• [ACTIVITY]:
Emit the data below verbatim, stripping out any pictures.

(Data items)
>>>>
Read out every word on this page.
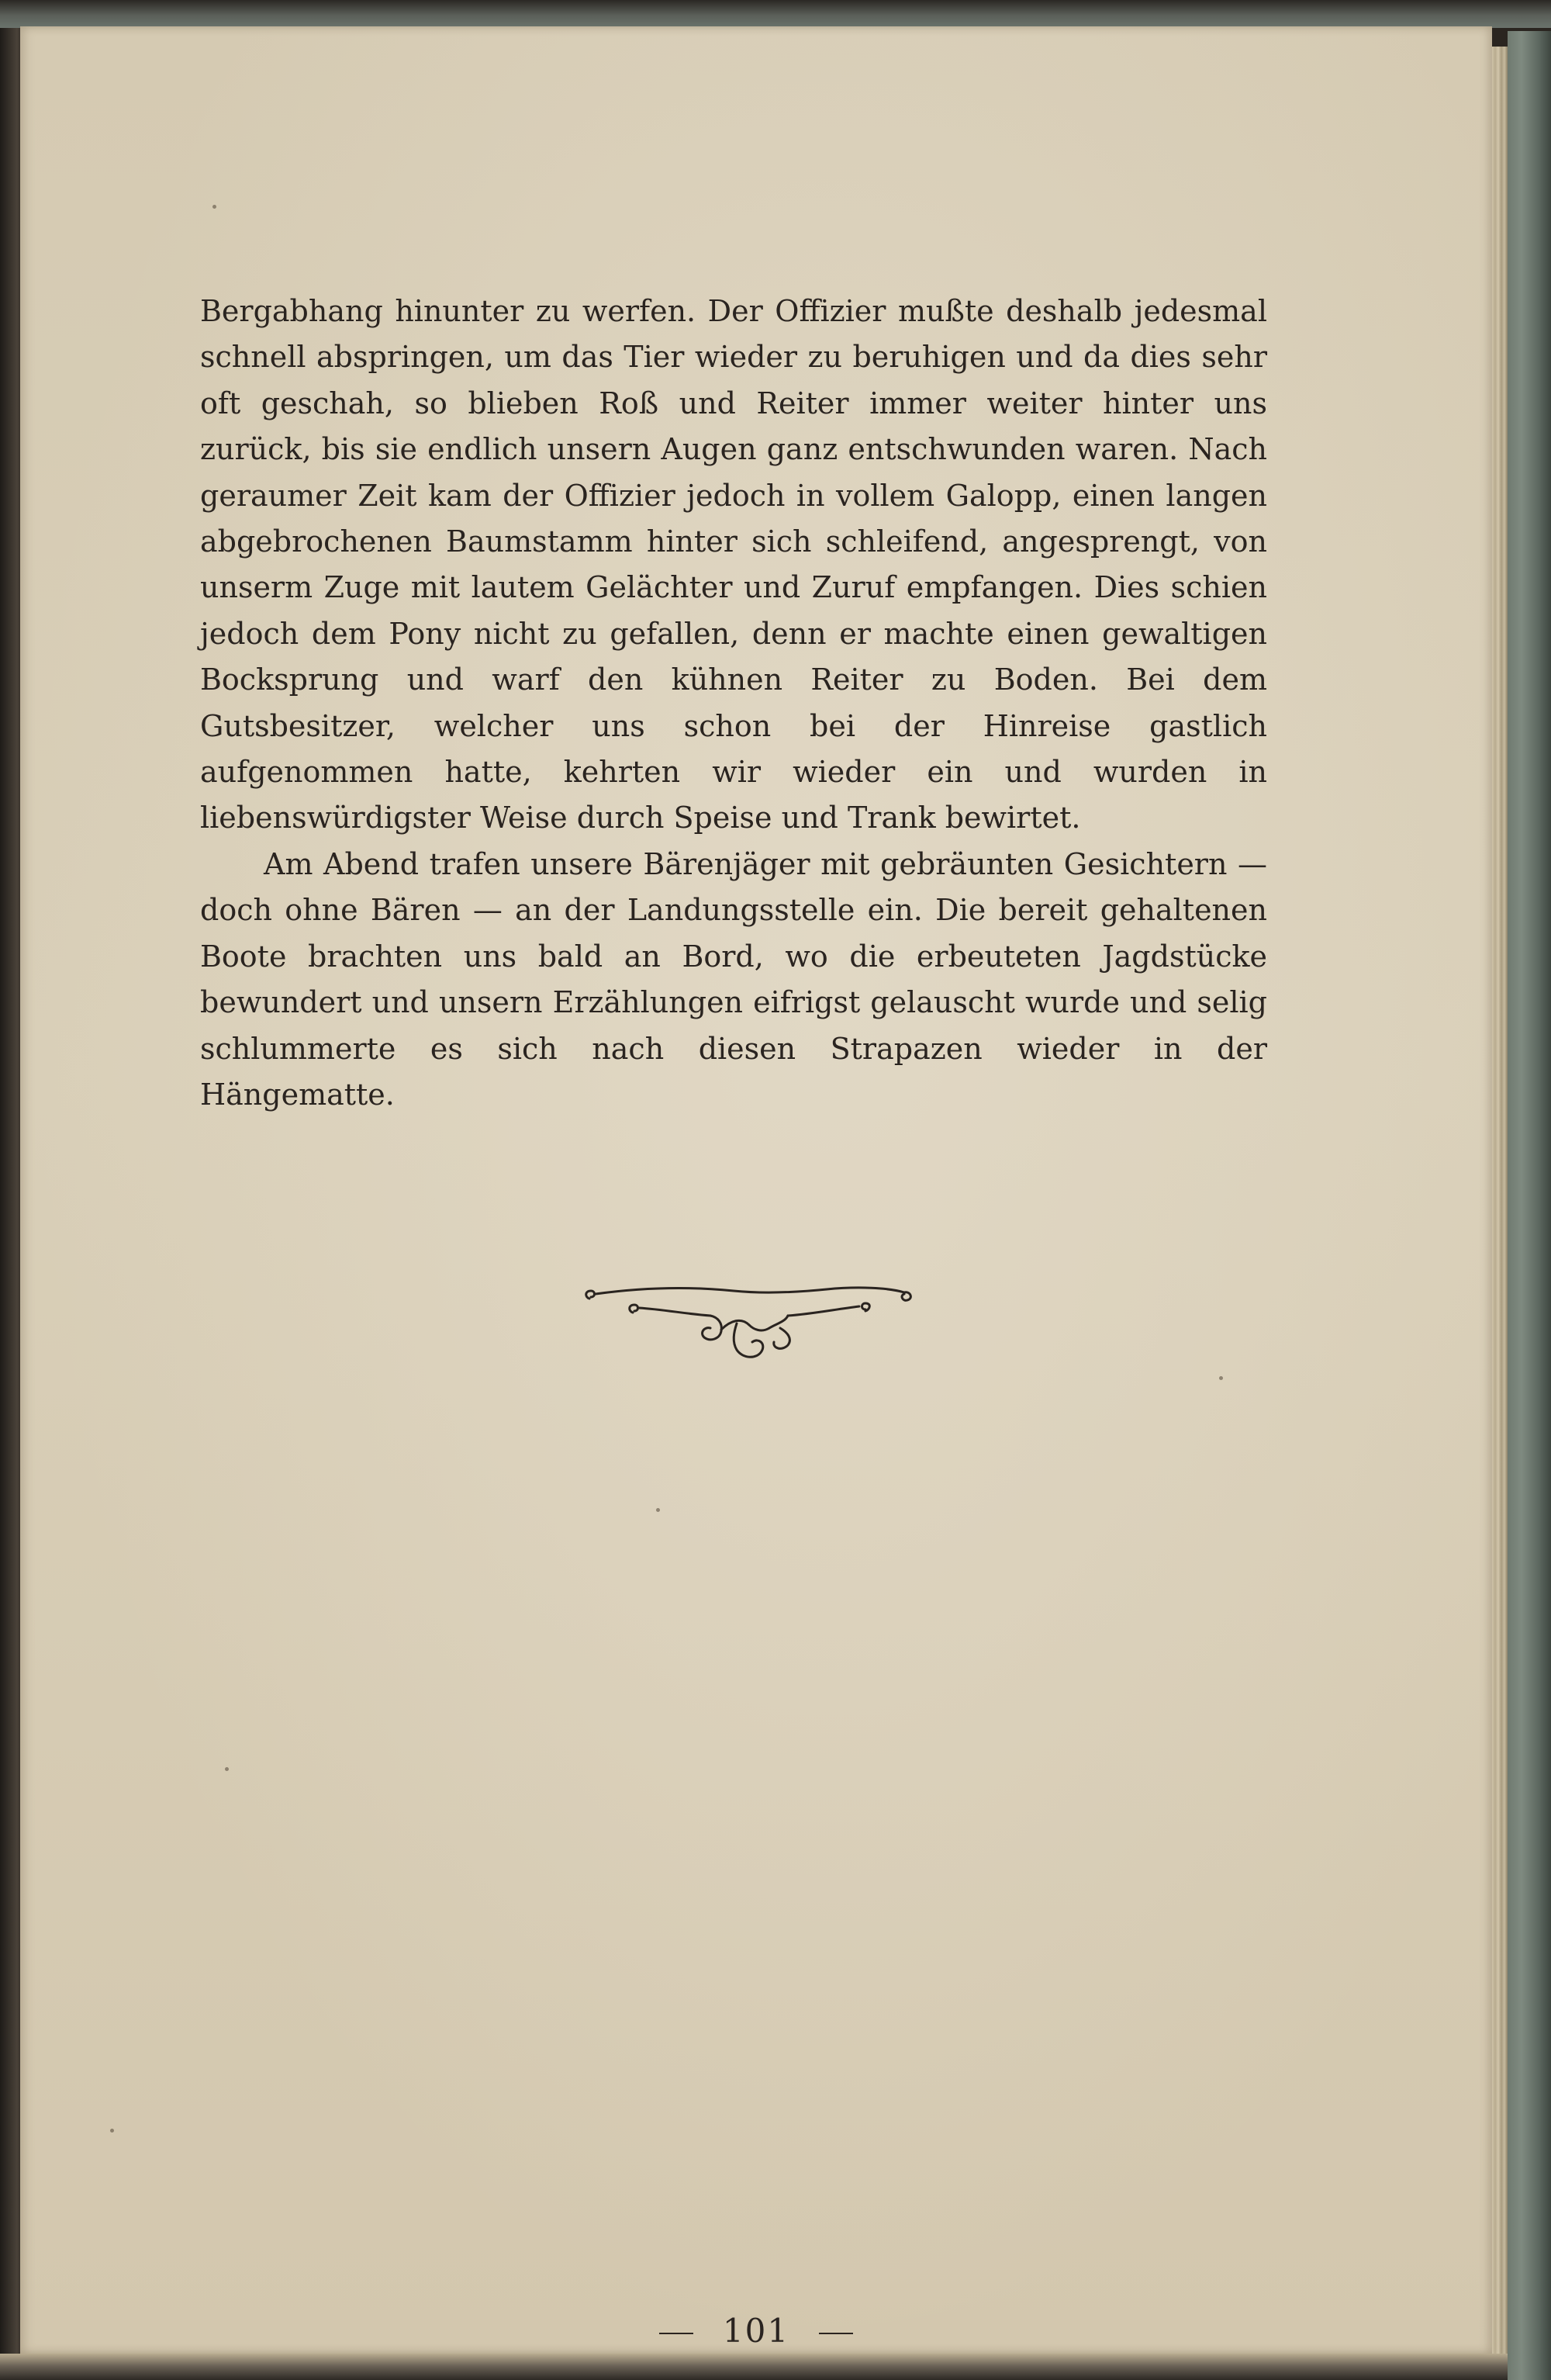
Bergabhang hinunter zu werfen. Der Offizier mußte deshalb jedesmal schnell abspringen, um das Tier wieder zu beruhigen und da dies sehr oft geschah, so blieben Roß und Reiter immer weiter hinter uns zurück, bis sie endlich unsern Augen ganz entschwunden waren. Nach geraumer Zeit kam der Offizier jedoch in vollem Galopp, einen langen abgebrochenen Baumstamm hinter sich schleifend, angesprengt, von unserm Zuge mit lautem Gelächter und Zuruf empfangen. Dies schien jedoch dem Pony nicht zu gefallen, denn er machte einen gewaltigen Bocksprung und warf den kühnen Reiter zu Boden. Bei dem Gutsbesitzer, welcher uns schon bei der Hinreise gastlich aufgenommen hatte, kehrten wir wieder ein und wurden in liebenswürdigster Weise durch Speise und Trank bewirtet.

Am Abend trafen unsere Bärenjäger mit gebräunten Gesichtern — doch ohne Bären — an der Landungsstelle ein. Die bereit gehaltenen Boote brachten uns bald an Bord, wo die erbeuteten Jagdstücke bewundert und unsern Erzählungen eifrigst gelauscht wurde und selig schlummerte es sich nach diesen Strapazen wieder in der Hängematte.

101
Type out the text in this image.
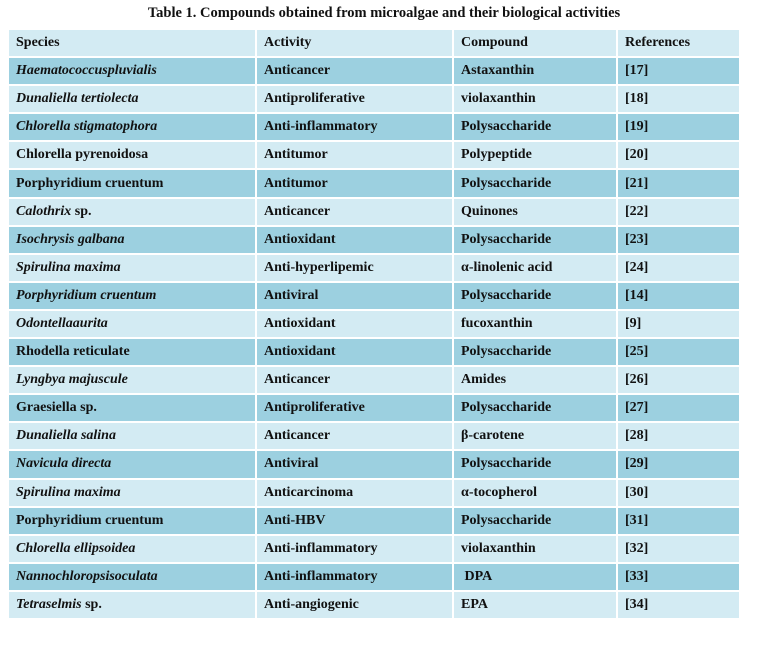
Table 1. Compounds obtained from microalgae and their biological activities
Species	Activity	Compound	References
Haematococcuspluvialis	Anticancer	Astaxanthin	[17]
Dunaliella tertiolecta	Antiproliferative	violaxanthin	[18]
Chlorella stigmatophora	Anti-inflammatory	Polysaccharide	[19]
Chlorella pyrenoidosa	Antitumor	Polypeptide	[20]
Porphyridium cruentum	Antitumor	Polysaccharide	[21]
Calothrix sp.	Anticancer	Quinones	[22]
Isochrysis galbana	Antioxidant	Polysaccharide	[23]
Spirulina maxima	Anti-hyperlipemic	α-linolenic acid	[24]
Porphyridium cruentum	Antiviral	Polysaccharide	[14]
Odontellaaurita	Antioxidant	fucoxanthin	[9]
Rhodella reticulate	Antioxidant	Polysaccharide	[25]
Lyngbya majuscule	Anticancer	Amides	[26]
Graesiella sp.	Antiproliferative	Polysaccharide	[27]
Dunaliella salina	Anticancer	β-carotene	[28]
Navicula directa	Antiviral	Polysaccharide	[29]
Spirulina maxima	Anticarcinoma	α-tocopherol	[30]
Porphyridium cruentum	Anti-HBV	Polysaccharide	[31]
Chlorella ellipsoidea	Anti-inflammatory	violaxanthin	[32]
Nannochloropsisoculata	Anti-inflammatory	DPA	[33]
Tetraselmis sp.	Anti-angiogenic	EPA	[34]
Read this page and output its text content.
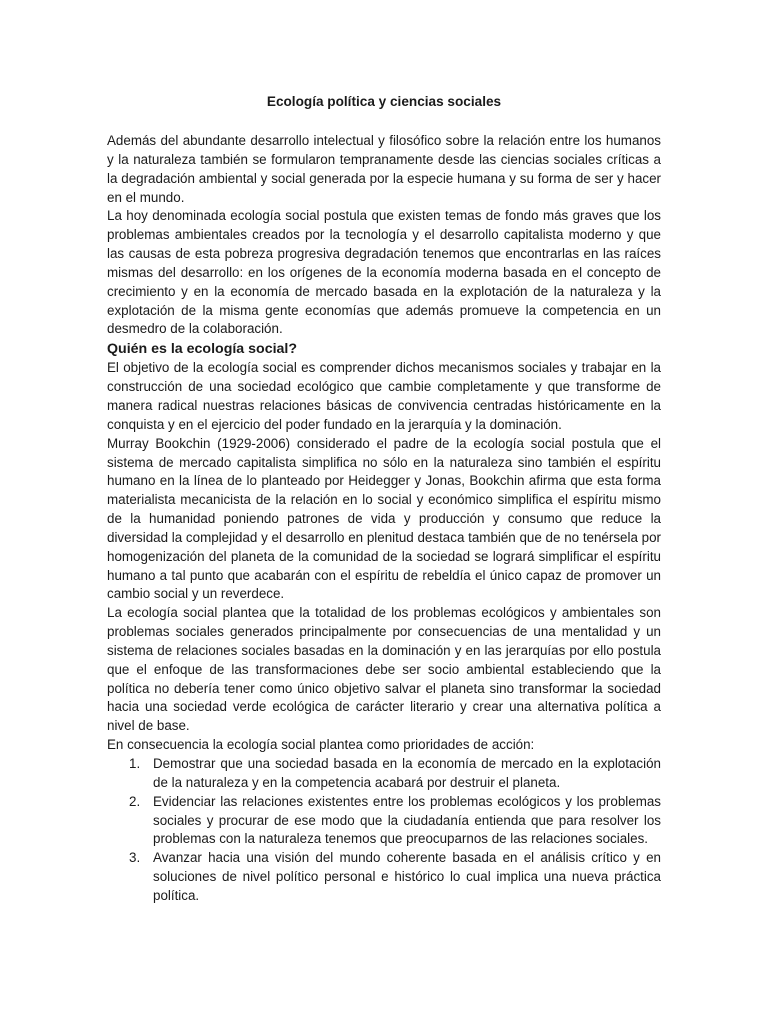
Ecología política y ciencias sociales

Además del abundante desarrollo intelectual y filosófico sobre la relación entre los humanos y la naturaleza también se formularon tempranamente desde las ciencias sociales críticas a la degradación ambiental y social generada por la especie humana y su forma de ser y hacer en el mundo.

La hoy denominada ecología social postula que existen temas de fondo más graves que los problemas ambientales creados por la tecnología y el desarrollo capitalista moderno y que las causas de esta pobreza progresiva degradación tenemos que encontrarlas en las raíces mismas del desarrollo: en los orígenes de la economía moderna basada en el concepto de crecimiento y en la economía de mercado basada en la explotación de la naturaleza y la explotación de la misma gente economías que además promueve la competencia en un desmedro de la colaboración.

Quién es la ecología social?

El objetivo de la ecología social es comprender dichos mecanismos sociales y trabajar en la construcción de una sociedad ecológico que cambie completamente y que transforme de manera radical nuestras relaciones básicas de convivencia centradas históricamente en la conquista y en el ejercicio del poder fundado en la jerarquía y la dominación.

Murray Bookchin (1929-2006) considerado el padre de la ecología social postula que el sistema de mercado capitalista simplifica no sólo en la naturaleza sino también el espíritu humano en la línea de lo planteado por Heidegger y Jonas, Bookchin afirma que esta forma materialista mecanicista de la relación en lo social y económico simplifica el espíritu mismo de la humanidad poniendo patrones de vida y producción y consumo que reduce la diversidad la complejidad y el desarrollo en plenitud destaca también que de no tenérsela por homogenización del planeta de la comunidad de la sociedad se logrará simplificar el espíritu humano a tal punto que acabarán con el espíritu de rebeldía el único capaz de promover un cambio social y un reverdece.

La ecología social plantea que la totalidad de los problemas ecológicos y ambientales son problemas sociales generados principalmente por consecuencias de una mentalidad y un sistema de relaciones sociales basadas en la dominación y en las jerarquías por ello postula que el enfoque de las transformaciones debe ser socio ambiental estableciendo que la política no debería tener como único objetivo salvar el planeta sino transformar la sociedad hacia una sociedad verde ecológica de carácter literario y crear una alternativa política a nivel de base.

En consecuencia la ecología social plantea como prioridades de acción:

1. Demostrar que una sociedad basada en la economía de mercado en la explotación de la naturaleza y en la competencia acabará por destruir el planeta.
2. Evidenciar las relaciones existentes entre los problemas ecológicos y los problemas sociales y procurar de ese modo que la ciudadanía entienda que para resolver los problemas con la naturaleza tenemos que preocuparnos de las relaciones sociales.
3. Avanzar hacia una visión del mundo coherente basada en el análisis crítico y en soluciones de nivel político personal e histórico lo cual implica una nueva práctica política.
<<<<
• [RESULT OF THIS TASK]:
Read out every word on this page.
Bergabhang hinunter zu werfen. Der Offizier mußte deshalb jedesmal schnell abspringen, um das Tier wieder zu beruhigen und da dies sehr oft geschah, so blieben Roß und Reiter immer weiter hinter uns zurück, bis sie endlich unsern Augen ganz entschwunden waren. Nach geraumer Zeit kam der Offizier jedoch in vollem Galopp, einen langen abgebrochenen Baumstamm hinter sich schleifend, angesprengt, von unserm Zuge mit lautem Gelächter und Zuruf empfangen. Dies schien jedoch dem Pony nicht zu gefallen, denn er machte einen gewaltigen Bocksprung und warf den kühnen Reiter zu Boden. Bei dem Gutsbesitzer, welcher uns schon bei der Hinreise gastlich aufgenommen hatte, kehrten wir wieder ein und wurden in liebenswürdigster Weise durch Speise und Trank bewirtet.

Am Abend trafen unsere Bärenjäger mit gebräunten Gesichtern — doch ohne Bären — an der Landungsstelle ein. Die bereit gehaltenen Boote brachten uns bald an Bord, wo die erbeuteten Jagdstücke bewundert und unsern Erzählungen eifrigst gelauscht wurde und selig schlummerte es sich nach diesen Strapazen wieder in der Hängematte.

101
Type out the text in this image.
Table 1. Compounds obtained from microalgae and their biological activities
Species	Activity	Compound	References
Haematococcuspluvialis	Anticancer	Astaxanthin	[17]
Dunaliella tertiolecta	Antiproliferative	violaxanthin	[18]
Chlorella stigmatophora	Anti-inflammatory	Polysaccharide	[19]
Chlorella pyrenoidosa	Antitumor	Polypeptide	[20]
Porphyridium cruentum	Antitumor	Polysaccharide	[21]
Calothrix sp.	Anticancer	Quinones	[22]
Isochrysis galbana	Antioxidant	Polysaccharide	[23]
Spirulina maxima	Anti-hyperlipemic	α-linolenic acid	[24]
Porphyridium cruentum	Antiviral	Polysaccharide	[14]
Odontellaaurita	Antioxidant	fucoxanthin	[9]
Rhodella reticulate	Antioxidant	Polysaccharide	[25]
Lyngbya majuscule	Anticancer	Amides	[26]
Graesiella sp.	Antiproliferative	Polysaccharide	[27]
Dunaliella salina	Anticancer	β-carotene	[28]
Navicula directa	Antiviral	Polysaccharide	[29]
Spirulina maxima	Anticarcinoma	α-tocopherol	[30]
Porphyridium cruentum	Anti-HBV	Polysaccharide	[31]
Chlorella ellipsoidea	Anti-inflammatory	violaxanthin	[32]
Nannochloropsisoculata	Anti-inflammatory	DPA	[33]
Tetraselmis sp.	Anti-angiogenic	EPA	[34]
Read this page and output its text content.
Ecología política y ciencias sociales

Además del abundante desarrollo intelectual y filosófico sobre la relación entre los humanos y la naturaleza también se formularon tempranamente desde las ciencias sociales críticas a la degradación ambiental y social generada por la especie humana y su forma de ser y hacer en el mundo.

La hoy denominada ecología social postula que existen temas de fondo más graves que los problemas ambientales creados por la tecnología y el desarrollo capitalista moderno y que las causas de esta pobreza progresiva degradación tenemos que encontrarlas en las raíces mismas del desarrollo: en los orígenes de la economía moderna basada en el concepto de crecimiento y en la economía de mercado basada en la explotación de la naturaleza y la explotación de la misma gente economías que además promueve la competencia en un desmedro de la colaboración.

Quién es la ecología social?

El objetivo de la ecología social es comprender dichos mecanismos sociales y trabajar en la construcción de una sociedad ecológico que cambie completamente y que transforme de manera radical nuestras relaciones básicas de convivencia centradas históricamente en la conquista y en el ejercicio del poder fundado en la jerarquía y la dominación.

Murray Bookchin (1929-2006) considerado el padre de la ecología social postula que el sistema de mercado capitalista simplifica no sólo en la naturaleza sino también el espíritu humano en la línea de lo planteado por Heidegger y Jonas, Bookchin afirma que esta forma materialista mecanicista de la relación en lo social y económico simplifica el espíritu mismo de la humanidad poniendo patrones de vida y producción y consumo que reduce la diversidad la complejidad y el desarrollo en plenitud destaca también que de no tenérsela por homogenización del planeta de la comunidad de la sociedad se logrará simplificar el espíritu humano a tal punto que acabarán con el espíritu de rebeldía el único capaz de promover un cambio social y un reverdece.

La ecología social plantea que la totalidad de los problemas ecológicos y ambientales son problemas sociales generados principalmente por consecuencias de una mentalidad y un sistema de relaciones sociales basadas en la dominación y en las jerarquías por ello postula que el enfoque de las transformaciones debe ser socio ambiental estableciendo que la política no debería tener como único objetivo salvar el planeta sino transformar la sociedad hacia una sociedad verde ecológica de carácter literario y crear una alternativa política a nivel de base.

En consecuencia la ecología social plantea como prioridades de acción:

1. Demostrar que una sociedad basada en la economía de mercado en la explotación de la naturaleza y en la competencia acabará por destruir el planeta.
2. Evidenciar las relaciones existentes entre los problemas ecológicos y los problemas sociales y procurar de ese modo que la ciudadanía entienda que para resolver los problemas con la naturaleza tenemos que preocuparnos de las relaciones sociales.
3. Avanzar hacia una visión del mundo coherente basada en el análisis crítico y en soluciones de nivel político personal e histórico lo cual implica una nueva práctica política.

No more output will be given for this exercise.